■ Set task
Lay out every line of the records as a Markdown table with two columns, Row and Line, numbering each row and leaving out blank lines.

■ Dataset content
****************
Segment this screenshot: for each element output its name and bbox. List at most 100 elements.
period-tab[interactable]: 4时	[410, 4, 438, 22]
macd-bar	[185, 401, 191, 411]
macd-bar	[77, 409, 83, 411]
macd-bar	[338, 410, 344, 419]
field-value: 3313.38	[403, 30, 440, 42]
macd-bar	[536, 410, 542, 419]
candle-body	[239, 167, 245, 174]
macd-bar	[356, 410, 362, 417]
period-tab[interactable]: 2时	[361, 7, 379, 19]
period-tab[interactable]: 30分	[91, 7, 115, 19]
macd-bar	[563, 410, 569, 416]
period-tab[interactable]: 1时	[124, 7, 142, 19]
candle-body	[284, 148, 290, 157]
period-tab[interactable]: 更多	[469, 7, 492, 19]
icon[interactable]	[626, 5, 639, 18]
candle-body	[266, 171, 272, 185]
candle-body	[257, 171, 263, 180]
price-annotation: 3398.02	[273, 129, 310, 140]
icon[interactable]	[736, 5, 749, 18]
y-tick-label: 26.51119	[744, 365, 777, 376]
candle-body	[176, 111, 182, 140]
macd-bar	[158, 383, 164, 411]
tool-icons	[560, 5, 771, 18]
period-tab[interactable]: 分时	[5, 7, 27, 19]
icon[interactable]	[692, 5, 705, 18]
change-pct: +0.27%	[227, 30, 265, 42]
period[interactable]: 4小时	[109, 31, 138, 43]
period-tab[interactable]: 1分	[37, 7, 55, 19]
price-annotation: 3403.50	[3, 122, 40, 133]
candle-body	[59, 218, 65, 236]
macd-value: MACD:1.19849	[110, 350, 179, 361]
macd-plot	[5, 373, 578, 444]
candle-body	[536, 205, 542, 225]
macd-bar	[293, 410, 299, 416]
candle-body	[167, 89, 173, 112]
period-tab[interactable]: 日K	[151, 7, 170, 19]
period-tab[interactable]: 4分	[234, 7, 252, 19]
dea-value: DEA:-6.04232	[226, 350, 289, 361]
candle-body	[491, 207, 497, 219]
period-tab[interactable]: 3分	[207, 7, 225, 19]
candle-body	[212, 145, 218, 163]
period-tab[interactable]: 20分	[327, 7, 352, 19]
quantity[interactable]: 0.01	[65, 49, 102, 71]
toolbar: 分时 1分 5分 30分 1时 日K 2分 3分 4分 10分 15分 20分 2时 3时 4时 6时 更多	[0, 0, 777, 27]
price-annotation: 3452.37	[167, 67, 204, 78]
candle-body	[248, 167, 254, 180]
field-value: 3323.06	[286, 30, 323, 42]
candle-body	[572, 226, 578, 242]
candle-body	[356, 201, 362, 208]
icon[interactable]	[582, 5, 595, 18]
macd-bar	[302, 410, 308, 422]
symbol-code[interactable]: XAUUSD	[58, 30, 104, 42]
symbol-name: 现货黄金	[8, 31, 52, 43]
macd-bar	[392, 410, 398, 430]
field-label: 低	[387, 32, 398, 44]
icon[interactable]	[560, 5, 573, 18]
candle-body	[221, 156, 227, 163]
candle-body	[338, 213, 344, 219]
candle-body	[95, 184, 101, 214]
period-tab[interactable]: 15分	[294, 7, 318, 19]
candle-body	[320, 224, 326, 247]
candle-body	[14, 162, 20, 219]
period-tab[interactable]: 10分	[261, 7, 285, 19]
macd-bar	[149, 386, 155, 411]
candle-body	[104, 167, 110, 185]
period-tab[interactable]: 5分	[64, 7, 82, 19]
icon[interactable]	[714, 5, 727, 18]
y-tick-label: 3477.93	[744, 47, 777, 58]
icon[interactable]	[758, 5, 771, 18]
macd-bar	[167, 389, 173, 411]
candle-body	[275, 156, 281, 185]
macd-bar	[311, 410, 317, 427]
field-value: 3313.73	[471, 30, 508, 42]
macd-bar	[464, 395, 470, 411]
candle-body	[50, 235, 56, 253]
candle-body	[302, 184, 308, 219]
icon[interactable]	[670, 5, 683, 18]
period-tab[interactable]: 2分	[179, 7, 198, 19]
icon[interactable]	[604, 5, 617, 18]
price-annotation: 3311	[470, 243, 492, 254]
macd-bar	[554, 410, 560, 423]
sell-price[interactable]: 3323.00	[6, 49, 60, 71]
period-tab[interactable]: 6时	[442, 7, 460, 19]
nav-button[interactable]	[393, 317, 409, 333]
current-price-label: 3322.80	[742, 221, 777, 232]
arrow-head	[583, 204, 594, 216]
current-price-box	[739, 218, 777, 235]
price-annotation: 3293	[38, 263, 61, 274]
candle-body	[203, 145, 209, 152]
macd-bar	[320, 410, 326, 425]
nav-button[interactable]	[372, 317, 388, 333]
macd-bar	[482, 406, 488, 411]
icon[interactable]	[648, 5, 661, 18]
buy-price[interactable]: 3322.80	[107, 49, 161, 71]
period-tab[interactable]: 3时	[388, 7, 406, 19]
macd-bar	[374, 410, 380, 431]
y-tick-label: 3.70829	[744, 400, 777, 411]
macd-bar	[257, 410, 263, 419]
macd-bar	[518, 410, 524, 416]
****************
■ Correct answer
| Row | Line |
|---|---|
| 1 | Segment this screenshot: for each element output its name and bbox. List at most 100 elements. |
| 2 | period-tab[interactable]: 4时	[410, 4, 438, 22] |
| 3 | macd-bar	[185, 401, 191, 411] |
| 4 | macd-bar	[77, 409, 83, 411] |
| 5 | macd-bar	[338, 410, 344, 419] |
| 6 | field-value: 3313.38	[403, 30, 440, 42] |
| 7 | macd-bar	[536, 410, 542, 419] |
| 8 | candle-body	[239, 167, 245, 174] |
| 9 | macd-bar	[356, 410, 362, 417] |
| 10 | period-tab[interactable]: 2时	[361, 7, 379, 19] |
| 11 | period-tab[interactable]: 30分	[91, 7, 115, 19] |
| 12 | macd-bar	[563, 410, 569, 416] |
| 13 | period-tab[interactable]: 1时	[124, 7, 142, 19] |
| 14 | candle-body	[284, 148, 290, 157] |
| 15 | period-tab[interactable]: 更多	[469, 7, 492, 19] |
| 16 | icon[interactable]	[626, 5, 639, 18] |
| 17 | candle-body	[266, 171, 272, 185] |
| 18 | candle-body	[257, 171, 263, 180] |
| 19 | price-annotation: 3398.02	[273, 129, 310, 140] |
| 20 | icon[interactable]	[736, 5, 749, 18] |
| 21 | y-tick-label: 26.51119	[744, 365, 777, 376] |
| 22 | candle-body	[176, 111, 182, 140] |
| 23 | macd-bar	[158, 383, 164, 411] |
| 24 | tool-icons	[560, 5, 771, 18] |
| 25 | period-tab[interactable]: 分时	[5, 7, 27, 19] |
| 26 | icon[interactable]	[692, 5, 705, 18] |
| 27 | change-pct: +0.27%	[227, 30, 265, 42] |
| 28 | period[interactable]: 4小时	[109, 31, 138, 43] |
| 29 | period-tab[interactable]: 1分	[37, 7, 55, 19] |
| 30 | price-annotation: 3403.50	[3, 122, 40, 133] |
| 31 | candle-body	[59, 218, 65, 236] |
| 32 | macd-value: MACD:1.19849	[110, 350, 179, 361] |
| 33 | macd-plot	[5, 373, 578, 444] |
| 34 | candle-body	[536, 205, 542, 225] |
| 35 | macd-bar	[293, 410, 299, 416] |
| 36 | candle-body	[167, 89, 173, 112] |
| 37 | period-tab[interactable]: 日K	[151, 7, 170, 19] |
| 38 | period-tab[interactable]: 4分	[234, 7, 252, 19] |
| 39 | dea-value: DEA:-6.04232	[226, 350, 289, 361] |
| 40 | candle-body	[491, 207, 497, 219] |
| 41 | period-tab[interactable]: 3分	[207, 7, 225, 19] |
| 42 | candle-body	[212, 145, 218, 163] |
| 43 | period-tab[interactable]: 20分	[327, 7, 352, 19] |
| 44 | quantity[interactable]: 0.01	[65, 49, 102, 71] |
| 45 | toolbar: 分时 1分 5分 30分 1时 日K 2分 3分 4分 10分 15分 20分 2时 3时 4时 6时 更多	[0, 0, 777, 27] |
| 46 | price-annotation: 3452.37	[167, 67, 204, 78] |
| 47 | candle-body	[248, 167, 254, 180] |
| 48 | field-value: 3323.06	[286, 30, 323, 42] |
| 49 | candle-body	[572, 226, 578, 242] |
| 50 | candle-body	[356, 201, 362, 208] |
| 51 | icon[interactable]	[582, 5, 595, 18] |
| 52 | macd-bar	[302, 410, 308, 422] |
| 53 | symbol-code[interactable]: XAUUSD	[58, 30, 104, 42] |
| 54 | symbol-name: 现货黄金	[8, 31, 52, 43] |
| 55 | macd-bar	[392, 410, 398, 430] |
| 56 | field-label: 低	[387, 32, 398, 44] |
| 57 | icon[interactable]	[560, 5, 573, 18] |
| 58 | candle-body	[221, 156, 227, 163] |
| 59 | candle-body	[338, 213, 344, 219] |
| 60 | candle-body	[95, 184, 101, 214] |
| 61 | period-tab[interactable]: 15分	[294, 7, 318, 19] |
| 62 | candle-body	[320, 224, 326, 247] |
| 63 | candle-body	[14, 162, 20, 219] |
| 64 | period-tab[interactable]: 10分	[261, 7, 285, 19] |
| 65 | macd-bar	[149, 386, 155, 411] |
| 66 | candle-body	[104, 167, 110, 185] |
| 67 | period-tab[interactable]: 5分	[64, 7, 82, 19] |
| 68 | icon[interactable]	[714, 5, 727, 18] |
| 69 | y-tick-label: 3477.93	[744, 47, 777, 58] |
| 70 | icon[interactable]	[758, 5, 771, 18] |
| 71 | macd-bar	[167, 389, 173, 411] |
| 72 | candle-body	[275, 156, 281, 185] |
| 73 | macd-bar	[311, 410, 317, 427] |
| 74 | field-value: 3313.73	[471, 30, 508, 42] |
| 75 | macd-bar	[464, 395, 470, 411] |
| 76 | candle-body	[50, 235, 56, 253] |
| 77 | candle-body	[302, 184, 308, 219] |
| 78 | icon[interactable]	[670, 5, 683, 18] |
| 79 | period-tab[interactable]: 2分	[179, 7, 198, 19] |
| 80 | icon[interactable]	[604, 5, 617, 18] |
| 81 | price-annotation: 3311	[470, 243, 492, 254] |
| 82 | macd-bar	[554, 410, 560, 423] |
| 83 | sell-price[interactable]: 3323.00	[6, 49, 60, 71] |
| 84 | period-tab[interactable]: 6时	[442, 7, 460, 19] |
| 85 | nav-button[interactable]	[393, 317, 409, 333] |
| 86 | current-price-label: 3322.80	[742, 221, 777, 232] |
| 87 | arrow-head	[583, 204, 594, 216] |
| 88 | current-price-box	[739, 218, 777, 235] |
| 89 | price-annotation: 3293	[38, 263, 61, 274] |
| 90 | candle-body	[203, 145, 209, 152] |
| 91 | macd-bar	[320, 410, 326, 425] |
| 92 | nav-button[interactable]	[372, 317, 388, 333] |
| 93 | macd-bar	[482, 406, 488, 411] |
| 94 | icon[interactable]	[648, 5, 661, 18] |
| 95 | buy-price[interactable]: 3322.80	[107, 49, 161, 71] |
| 96 | period-tab[interactable]: 3时	[388, 7, 406, 19] |
| 97 | macd-bar	[374, 410, 380, 431] |
| 98 | y-tick-label: 3.70829	[744, 400, 777, 411] |
| 99 | macd-bar	[257, 410, 263, 419] |
| 100 | macd-bar	[518, 410, 524, 416] |